TASK DETAILS: Reproduce every entry below precisely; do not include the pictures.

(Part of a data file)

========================================================================

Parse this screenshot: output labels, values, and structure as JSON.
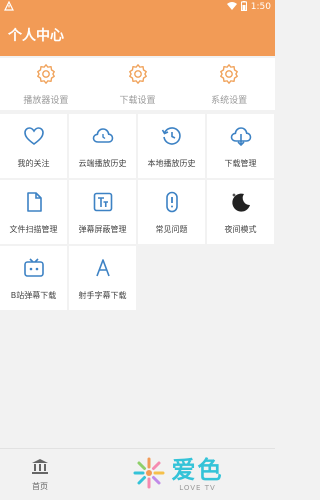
{
  "status_bar": {
    "left_icon": "android-debug-icon",
    "time": "1:50"
  },
  "header": {
    "title": "个人中心"
  },
  "settings": [
    {
      "label": "播放器设置",
      "icon": "gear-icon"
    },
    {
      "label": "下载设置",
      "icon": "gear-icon"
    },
    {
      "label": "系统设置",
      "icon": "gear-icon"
    }
  ],
  "features": [
    {
      "label": "我的关注",
      "icon": "heart-icon"
    },
    {
      "label": "云端播放历史",
      "icon": "cloud-history-icon"
    },
    {
      "label": "本地播放历史",
      "icon": "clock-history-icon"
    },
    {
      "label": "下载管理",
      "icon": "cloud-download-icon"
    },
    {
      "label": "文件扫描管理",
      "icon": "file-icon"
    },
    {
      "label": "弹幕屏蔽管理",
      "icon": "text-block-icon"
    },
    {
      "label": "常见问题",
      "icon": "question-icon"
    },
    {
      "label": "夜间模式",
      "icon": "moon-icon"
    },
    {
      "label": "B站弹幕下载",
      "icon": "tv-icon"
    },
    {
      "label": "射手字幕下载",
      "icon": "letter-a-icon"
    }
  ],
  "bottom_nav": {
    "home_label": "首页",
    "logo_cn": "爱色",
    "logo_en": "LOVE TV"
  },
  "colors": {
    "accent": "#f29b56",
    "icon_orange": "#f0a25a",
    "icon_blue": "#3d82c4",
    "logo_cyan": "#34c3d8"
  }
}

========================================================================

RESPONSE BELOW:
Parse this screenshot: output labels, values, and structure as JSON.
{
  "status_bar": {
    "left_icon": "android-debug-icon",
    "time": "1:50"
  },
  "header": {
    "title": "个人中心"
  },
  "settings": [
    {
      "label": "播放器设置",
      "icon": "gear-icon"
    },
    {
      "label": "下载设置",
      "icon": "gear-icon"
    },
    {
      "label": "系统设置",
      "icon": "gear-icon"
    }
  ],
  "features": [
    {
      "label": "我的关注",
      "icon": "heart-icon"
    },
    {
      "label": "云端播放历史",
      "icon": "cloud-history-icon"
    },
    {
      "label": "本地播放历史",
      "icon": "clock-history-icon"
    },
    {
      "label": "下载管理",
      "icon": "cloud-download-icon"
    },
    {
      "label": "文件扫描管理",
      "icon": "file-icon"
    },
    {
      "label": "弹幕屏蔽管理",
      "icon": "text-block-icon"
    },
    {
      "label": "常见问题",
      "icon": "question-icon"
    },
    {
      "label": "夜间模式",
      "icon": "moon-icon"
    },
    {
      "label": "B站弹幕下载",
      "icon": "tv-icon"
    },
    {
      "label": "射手字幕下载",
      "icon": "letter-a-icon"
    }
  ],
  "bottom_nav": {
    "home_label": "首页",
    "logo_cn": "爱色",
    "logo_en": "LOVE TV"
  },
  "colors": {
    "accent": "#f29b56",
    "icon_orange": "#f0a25a",
    "icon_blue": "#3d82c4",
    "logo_cyan": "#34c3d8"
  }
}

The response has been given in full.